*WORK TO COMPLETE:*
Extract the complete listing and repeat it word for word.
** START EXCERPTED RECORDS **
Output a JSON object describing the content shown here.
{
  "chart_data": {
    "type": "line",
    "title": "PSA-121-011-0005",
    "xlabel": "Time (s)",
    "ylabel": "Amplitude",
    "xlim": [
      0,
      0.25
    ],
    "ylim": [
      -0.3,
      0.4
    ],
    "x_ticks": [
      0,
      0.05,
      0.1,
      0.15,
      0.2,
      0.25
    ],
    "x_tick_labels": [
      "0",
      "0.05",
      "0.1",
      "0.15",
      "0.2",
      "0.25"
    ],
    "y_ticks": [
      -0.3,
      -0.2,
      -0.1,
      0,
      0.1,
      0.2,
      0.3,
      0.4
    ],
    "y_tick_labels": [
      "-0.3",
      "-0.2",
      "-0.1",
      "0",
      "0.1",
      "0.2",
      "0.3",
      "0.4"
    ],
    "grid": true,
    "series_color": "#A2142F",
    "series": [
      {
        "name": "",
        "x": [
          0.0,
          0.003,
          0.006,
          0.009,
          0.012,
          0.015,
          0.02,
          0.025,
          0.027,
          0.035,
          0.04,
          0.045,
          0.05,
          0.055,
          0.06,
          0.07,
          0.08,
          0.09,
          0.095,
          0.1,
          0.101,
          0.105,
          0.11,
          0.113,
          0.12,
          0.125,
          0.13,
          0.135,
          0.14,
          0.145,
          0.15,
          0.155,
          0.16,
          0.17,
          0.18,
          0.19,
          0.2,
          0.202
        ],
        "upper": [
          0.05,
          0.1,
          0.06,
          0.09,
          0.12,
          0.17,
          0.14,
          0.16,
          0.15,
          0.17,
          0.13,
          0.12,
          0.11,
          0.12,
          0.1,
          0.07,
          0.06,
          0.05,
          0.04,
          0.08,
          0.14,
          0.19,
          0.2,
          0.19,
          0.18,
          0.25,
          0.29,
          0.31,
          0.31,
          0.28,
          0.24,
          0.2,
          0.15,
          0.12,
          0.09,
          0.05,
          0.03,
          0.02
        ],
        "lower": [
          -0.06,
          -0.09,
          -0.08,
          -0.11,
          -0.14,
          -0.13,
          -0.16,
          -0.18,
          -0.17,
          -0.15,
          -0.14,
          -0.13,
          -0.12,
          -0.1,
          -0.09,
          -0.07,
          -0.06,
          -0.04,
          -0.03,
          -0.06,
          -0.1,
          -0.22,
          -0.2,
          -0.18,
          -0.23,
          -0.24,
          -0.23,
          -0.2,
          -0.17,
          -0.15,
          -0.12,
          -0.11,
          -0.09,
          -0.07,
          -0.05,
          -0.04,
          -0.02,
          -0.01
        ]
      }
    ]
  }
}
** END EXCERPTED RECORDS **
*THE RESPONSE:*
Output a JSON object describing the content shown here.
{
  "chart_data": {
    "type": "line",
    "title": "PSA-121-011-0005",
    "xlabel": "Time (s)",
    "ylabel": "Amplitude",
    "xlim": [
      0,
      0.25
    ],
    "ylim": [
      -0.3,
      0.4
    ],
    "x_ticks": [
      0,
      0.05,
      0.1,
      0.15,
      0.2,
      0.25
    ],
    "x_tick_labels": [
      "0",
      "0.05",
      "0.1",
      "0.15",
      "0.2",
      "0.25"
    ],
    "y_ticks": [
      -0.3,
      -0.2,
      -0.1,
      0,
      0.1,
      0.2,
      0.3,
      0.4
    ],
    "y_tick_labels": [
      "-0.3",
      "-0.2",
      "-0.1",
      "0",
      "0.1",
      "0.2",
      "0.3",
      "0.4"
    ],
    "grid": true,
    "series_color": "#A2142F",
    "series": [
      {
        "name": "",
        "x": [
          0.0,
          0.003,
          0.006,
          0.009,
          0.012,
          0.015,
          0.02,
          0.025,
          0.027,
          0.035,
          0.04,
          0.045,
          0.05,
          0.055,
          0.06,
          0.07,
          0.08,
          0.09,
          0.095,
          0.1,
          0.101,
          0.105,
          0.11,
          0.113,
          0.12,
          0.125,
          0.13,
          0.135,
          0.14,
          0.145,
          0.15,
          0.155,
          0.16,
          0.17,
          0.18,
          0.19,
          0.2,
          0.202
        ],
        "upper": [
          0.05,
          0.1,
          0.06,
          0.09,
          0.12,
          0.17,
          0.14,
          0.16,
          0.15,
          0.17,
          0.13,
          0.12,
          0.11,
          0.12,
          0.1,
          0.07,
          0.06,
          0.05,
          0.04,
          0.08,
          0.14,
          0.19,
          0.2,
          0.19,
          0.18,
          0.25,
          0.29,
          0.31,
          0.31,
          0.28,
          0.24,
          0.2,
          0.15,
          0.12,
          0.09,
          0.05,
          0.03,
          0.02
        ],
        "lower": [
          -0.06,
          -0.09,
          -0.08,
          -0.11,
          -0.14,
          -0.13,
          -0.16,
          -0.18,
          -0.17,
          -0.15,
          -0.14,
          -0.13,
          -0.12,
          -0.1,
          -0.09,
          -0.07,
          -0.06,
          -0.04,
          -0.03,
          -0.06,
          -0.1,
          -0.22,
          -0.2,
          -0.18,
          -0.23,
          -0.24,
          -0.23,
          -0.2,
          -0.17,
          -0.15,
          -0.12,
          -0.11,
          -0.09,
          -0.07,
          -0.05,
          -0.04,
          -0.02,
          -0.01
        ]
      }
    ]
  }
}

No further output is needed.